— BEGIN —
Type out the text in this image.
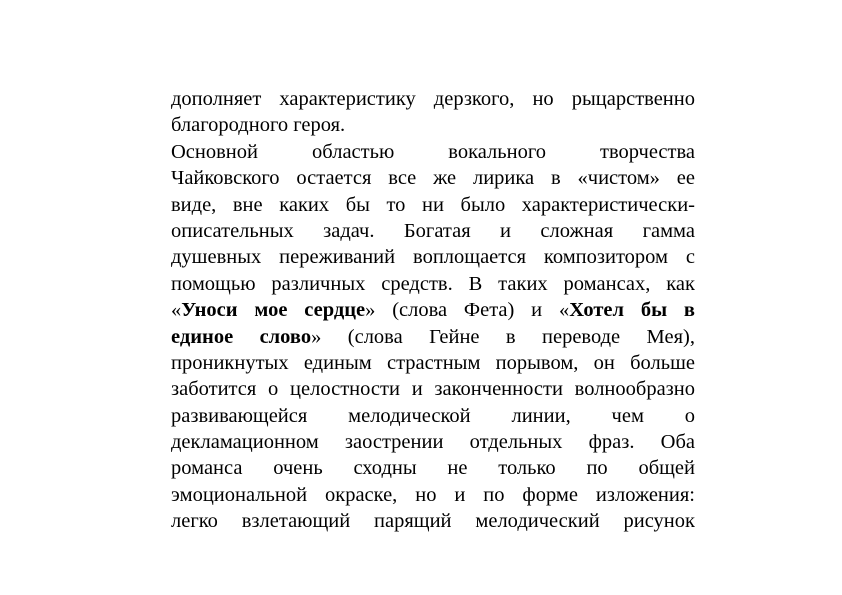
дополняет характеристику дерзкого, но рыцарственно
благородного героя.
Основной областью вокального творчества
Чайковского остается все же лирика в «чистом» ее
виде, вне каких бы то ни было характеристически-
описательных задач. Богатая и сложная гамма
душевных переживаний воплощается композитором с
помощью различных средств. В таких романсах, как
«Уноси мое сердце» (слова Фета) и «Хотел бы в
единое слово» (слова Гейне в переводе Мея),
проникнутых единым страстным порывом, он больше
заботится о целостности и законченности волнообразно
развивающейся мелодической линии, чем о
декламационном заострении отдельных фраз. Оба
романса очень сходны не только по общей
эмоциональной окраске, но и по форме изложения:
легко взлетающий парящий мелодический рисунок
— END —
# Work to complete:
Copy the listing exactly. Any image in it stays out of the copy.

# Solved problem:
Type out the text in this image.
дополняет характеристику дерзкого, но рыцарственно
благородного героя.
Основной областью вокального творчества
Чайковского остается все же лирика в «чистом» ее
виде, вне каких бы то ни было характеристически-
описательных задач. Богатая и сложная гамма
душевных переживаний воплощается композитором с
помощью различных средств. В таких романсах, как
«Уноси мое сердце» (слова Фета) и «Хотел бы в
единое слово» (слова Гейне в переводе Мея),
проникнутых единым страстным порывом, он больше
заботится о целостности и законченности волнообразно
развивающейся мелодической линии, чем о
декламационном заострении отдельных фраз. Оба
романса очень сходны не только по общей
эмоциональной окраске, но и по форме изложения:
легко взлетающий парящий мелодический рисунок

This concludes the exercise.